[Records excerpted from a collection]
Start
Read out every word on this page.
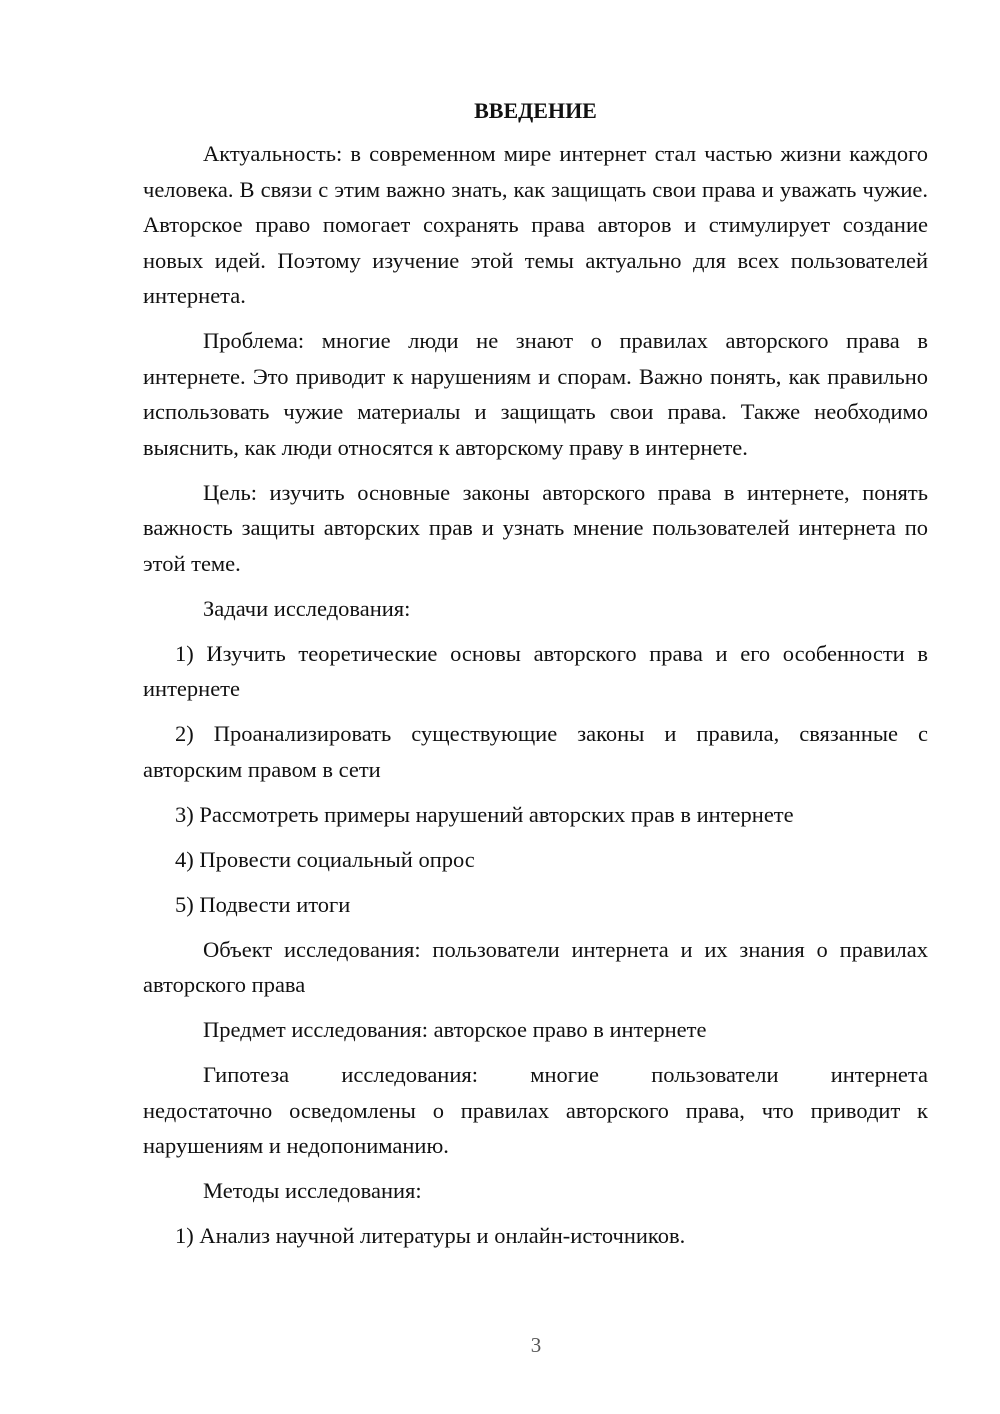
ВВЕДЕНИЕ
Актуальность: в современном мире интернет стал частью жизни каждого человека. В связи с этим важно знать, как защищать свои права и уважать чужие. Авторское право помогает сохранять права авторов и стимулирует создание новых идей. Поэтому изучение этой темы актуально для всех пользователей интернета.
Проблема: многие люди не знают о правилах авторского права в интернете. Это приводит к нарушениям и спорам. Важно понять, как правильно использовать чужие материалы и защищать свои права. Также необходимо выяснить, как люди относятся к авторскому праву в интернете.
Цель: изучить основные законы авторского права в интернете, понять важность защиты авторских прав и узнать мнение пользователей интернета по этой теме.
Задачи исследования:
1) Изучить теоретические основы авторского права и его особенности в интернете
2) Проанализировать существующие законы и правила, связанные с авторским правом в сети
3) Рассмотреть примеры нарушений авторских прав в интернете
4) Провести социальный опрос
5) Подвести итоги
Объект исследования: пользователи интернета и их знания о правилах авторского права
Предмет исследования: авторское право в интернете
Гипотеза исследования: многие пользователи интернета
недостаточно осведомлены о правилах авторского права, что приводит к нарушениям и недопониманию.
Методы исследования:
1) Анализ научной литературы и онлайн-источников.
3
End
**GOAL**
The data above should be repeated exactly, minus any pictures.

**FINAL ANSWER**
Read out every word on this page.
ВВЕДЕНИЕ
Актуальность: в современном мире интернет стал частью жизни каждого человека. В связи с этим важно знать, как защищать свои права и уважать чужие. Авторское право помогает сохранять права авторов и стимулирует создание новых идей. Поэтому изучение этой темы актуально для всех пользователей интернета.
Проблема: многие люди не знают о правилах авторского права в интернете. Это приводит к нарушениям и спорам. Важно понять, как правильно использовать чужие материалы и защищать свои права. Также необходимо выяснить, как люди относятся к авторскому праву в интернете.
Цель: изучить основные законы авторского права в интернете, понять важность защиты авторских прав и узнать мнение пользователей интернета по этой теме.
Задачи исследования:
1) Изучить теоретические основы авторского права и его особенности в интернете
2) Проанализировать существующие законы и правила, связанные с авторским правом в сети
3) Рассмотреть примеры нарушений авторских прав в интернете
4) Провести социальный опрос
5) Подвести итоги
Объект исследования: пользователи интернета и их знания о правилах авторского права
Предмет исследования: авторское право в интернете
Гипотеза исследования: многие пользователи интернета
недостаточно осведомлены о правилах авторского права, что приводит к нарушениям и недопониманию.
Методы исследования:
1) Анализ научной литературы и онлайн-источников.
3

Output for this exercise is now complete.